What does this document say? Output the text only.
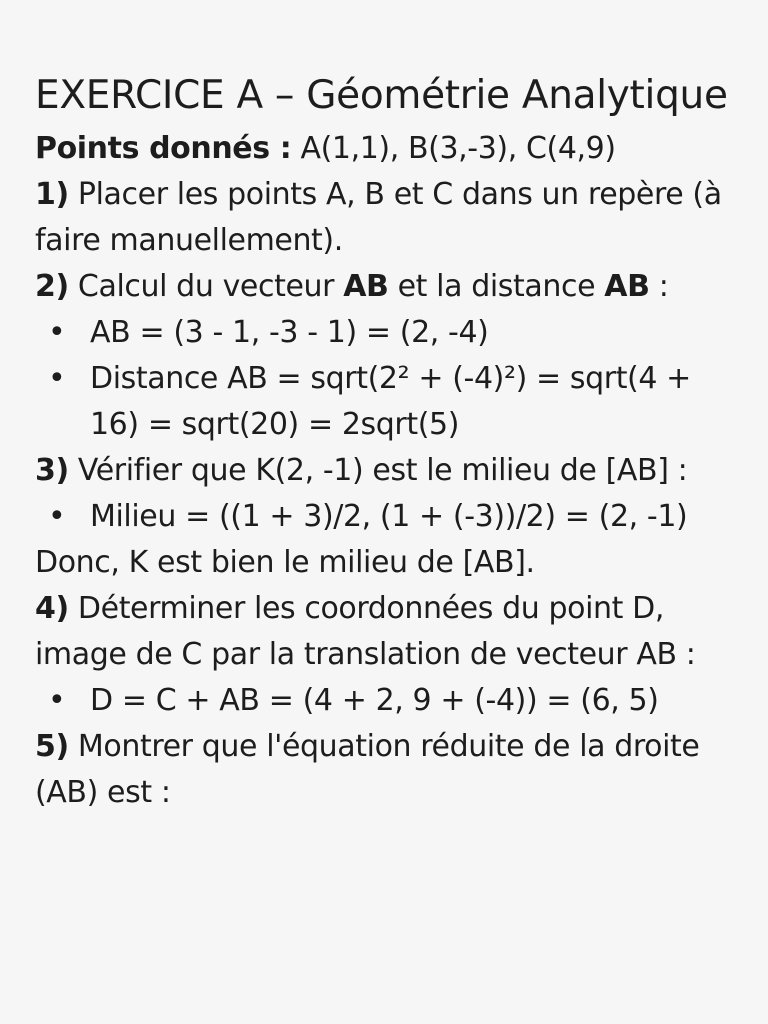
EXERCICE A – Géométrie Analytique

Points donnés : A(1,1), B(3,-3), C(4,9)

1) Placer les points A, B et C dans un repère (à faire manuellement).

2) Calcul du vecteur AB et la distance AB :

• AB = (3 - 1, -3 - 1) = (2, -4)
• Distance AB = sqrt(2² + (-4)²) = sqrt(4 + 16) = sqrt(20) = 2sqrt(5)

3) Vérifier que K(2, -1) est le milieu de [AB] :

• Milieu = ((1 + 3)/2, (1 + (-3))/2) = (2, -1)

Donc, K est bien le milieu de [AB].

4) Déterminer les coordonnées du point D, image de C par la translation de vecteur AB :

• D = C + AB = (4 + 2, 9 + (-4)) = (6, 5)

5) Montrer que l'équation réduite de la droite (AB) est :
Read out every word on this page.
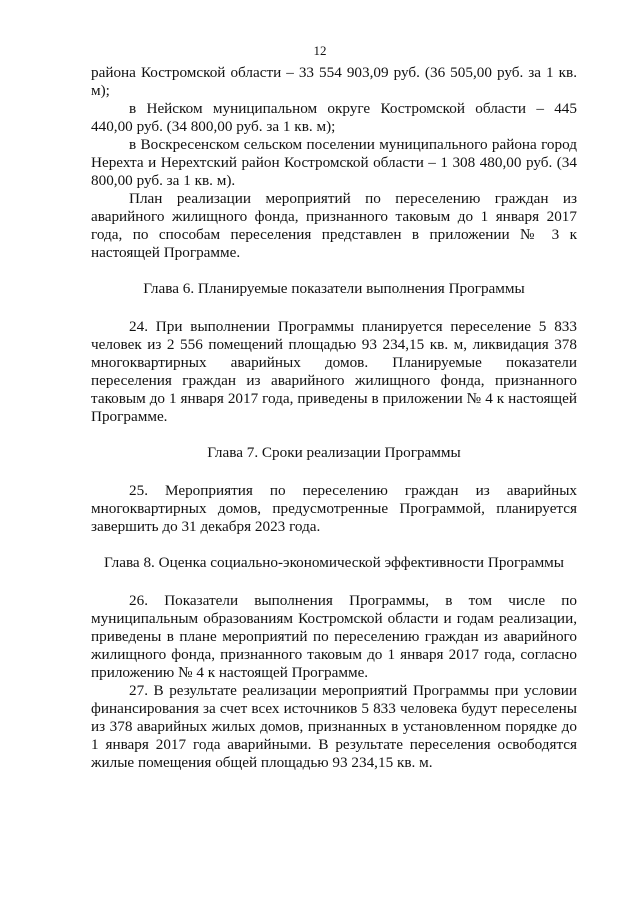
12

района Костромской области – 33 554 903,09 руб. (36 505,00 руб. за 1 кв. м);

в Нейском муниципальном округе Костромской области – 445 440,00 руб. (34 800,00 руб. за 1 кв. м);

в Воскресенском сельском поселении муниципального района город Нерехта и Нерехтский район Костромской области – 1 308 480,00 руб. (34 800,00 руб. за 1 кв. м).

План реализации мероприятий по переселению граждан из аварийного жилищного фонда, признанного таковым до 1 января 2017 года, по способам переселения представлен в приложении № 3 к настоящей Программе.

Глава 6. Планируемые показатели выполнения Программы

24. При выполнении Программы планируется переселение 5 833 человек из 2 556 помещений площадью 93 234,15 кв. м, ликвидация 378 многоквартирных аварийных домов. Планируемые показатели переселения граждан из аварийного жилищного фонда, признанного таковым до 1 января 2017 года, приведены в приложении № 4 к настоящей Программе.

Глава 7. Сроки реализации Программы

25. Мероприятия по переселению граждан из аварийных многоквартирных домов, предусмотренные Программой, планируется завершить до 31 декабря 2023 года.

Глава 8. Оценка социально-экономической эффективности Программы

26. Показатели выполнения Программы, в том числе по муниципальным образованиям Костромской области и годам реализации, приведены в плане мероприятий по переселению граждан из аварийного жилищного фонда, признанного таковым до 1 января 2017 года, согласно приложению № 4 к настоящей Программе.

27. В результате реализации мероприятий Программы при условии финансирования за счет всех источников 5 833 человека будут переселены из 378 аварийных жилых домов, признанных в установленном порядке до 1 января 2017 года аварийными. В результате переселения освободятся жилые помещения общей площадью 93 234,15 кв. м.
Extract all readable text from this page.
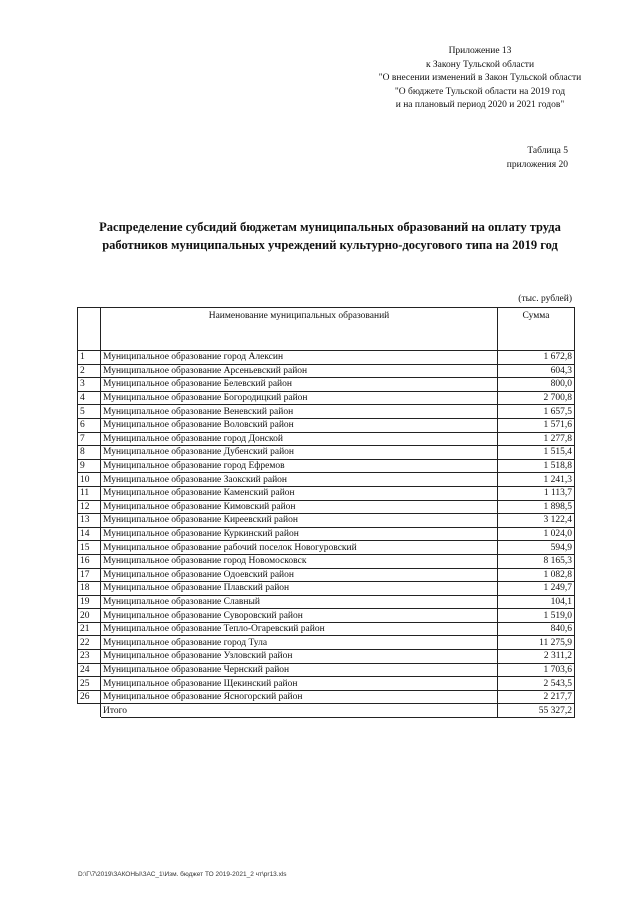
Приложение 13
к Закону Тульской области
"О внесении изменений в Закон Тульской области
"О бюджете Тульской области на 2019 год
и на плановый период 2020 и 2021 годов"
Таблица 5
приложения 20
Распределение субсидий бюджетам муниципальных образований на оплату труда
работников муниципальных учреждений культурно-досугового типа на 2019 год
(тыс. рублей)
	Наименование муниципальных образований	Сумма
1	Муниципальное образование город Алексин	1 672,8
2	Муниципальное образование Арсеньевский район	604,3
3	Муниципальное образование Белевский район	800,0
4	Муниципальное образование Богородицкий район	2 700,8
5	Муниципальное образование Веневский район	1 657,5
6	Муниципальное образование Воловский район	1 571,6
7	Муниципальное образование город Донской	1 277,8
8	Муниципальное образование Дубенский район	1 515,4
9	Муниципальное образование город Ефремов	1 518,8
10	Муниципальное образование Заокский район	1 241,3
11	Муниципальное образование Каменский район	1 113,7
12	Муниципальное образование Кимовский район	1 898,5
13	Муниципальное образование Киреевский район	3 122,4
14	Муниципальное образование Куркинский район	1 024,0
15	Муниципальное образование рабочий поселок Новогуровский	594,9
16	Муниципальное образование город Новомосковск	8 165,3
17	Муниципальное образование Одоевский район	1 082,8
18	Муниципальное образование Плавский район	1 249,7
19	Муниципальное образование Славный	104,1
20	Муниципальное образование Суворовский район	1 519,0
21	Муниципальное образование Тепло-Огаревский район	840,6
22	Муниципальное образование город Тула	11 275,9
23	Муниципальное образование Узловский район	2 311,2
24	Муниципальное образование Чернский район	1 703,6
25	Муниципальное образование Щекинский район	2 543,5
26	Муниципальное образование Ясногорский район	2 217,7
	Итого	55 327,2
D:\Г\7\2019\ЗАКОНЫ\ЗАС_1\Изм. бюджет ТО 2019-2021_2 чт\pr13.xls
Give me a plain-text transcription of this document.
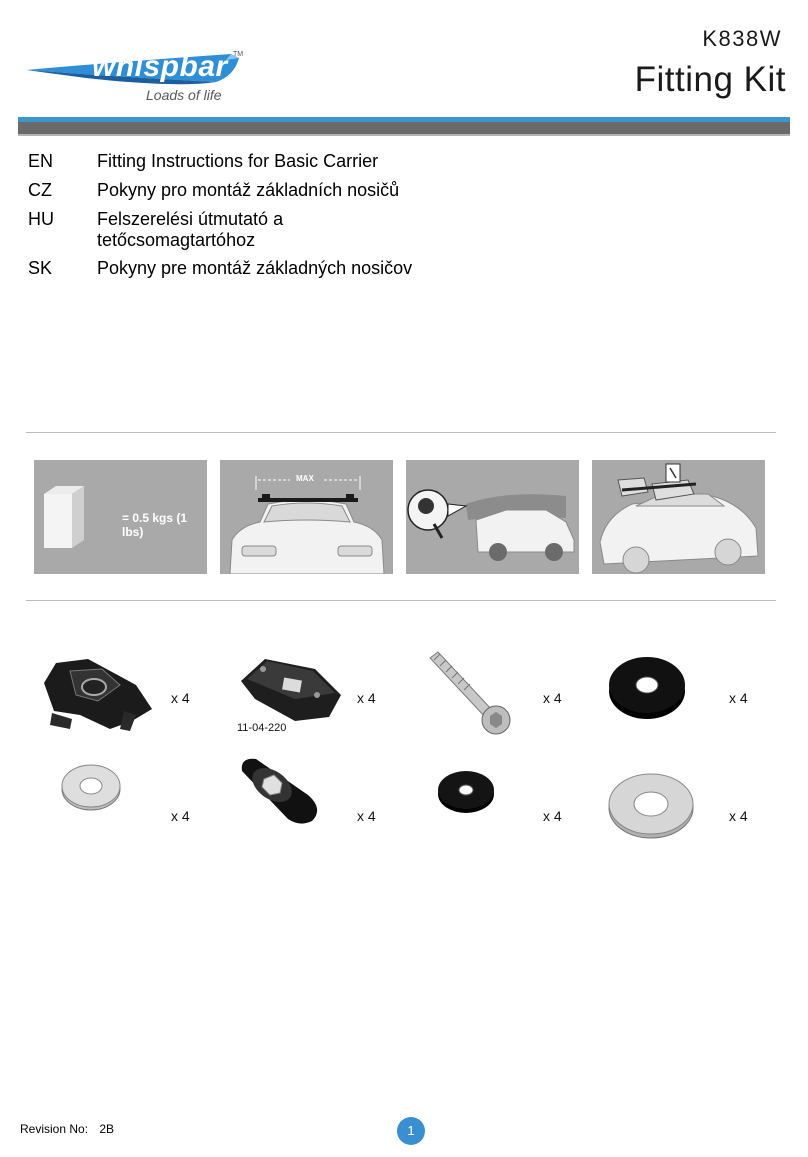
whispbar TM
Loads of life
K838W
Fitting Kit
EN Fitting Instructions for Basic Carrier
CZ	Pokyny pro montáž základních nosičů
HU Felszerelési útmutató a tetőcsomagtartóhoz
SK Pokyny pre montáž základných nosičov
= 0.5 kgs (1 lbs)
MAX
x 4
11-04-220
x 4	x 4	x 4
x 4	x 4	x 4	x 4
Revision No: 2B	1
------------------------
Task requirements:
Pick out and copy the lines of the entries that hold the string "домов".

Reply:
24. При выполнении Программы планируется переселение 5 833 человек из 2 556 помещений площадью 93 234,15 кв. м, ликвидация 378 многоквартирных аварийных домов. Планируемые показатели переселения граждан из аварийного жилищного фонда, признанного таковым до 1 января 2017 года, приведены в приложении № 4 к настоящей Программе.
25. Мероприятия по переселению граждан из аварийных многоквартирных домов, предусмотренные Программой, планируется завершить до 31 декабря 2023 года.
27. В результате реализации мероприятий Программы при условии финансирования за счет всех источников 5 833 человека будут переселены из 378 аварийных жилых домов, признанных в установленном порядке до 1 января 2017 года аварийными. В результате переселения освободятся жилые помещения общей площадью 93 234,15 кв. м.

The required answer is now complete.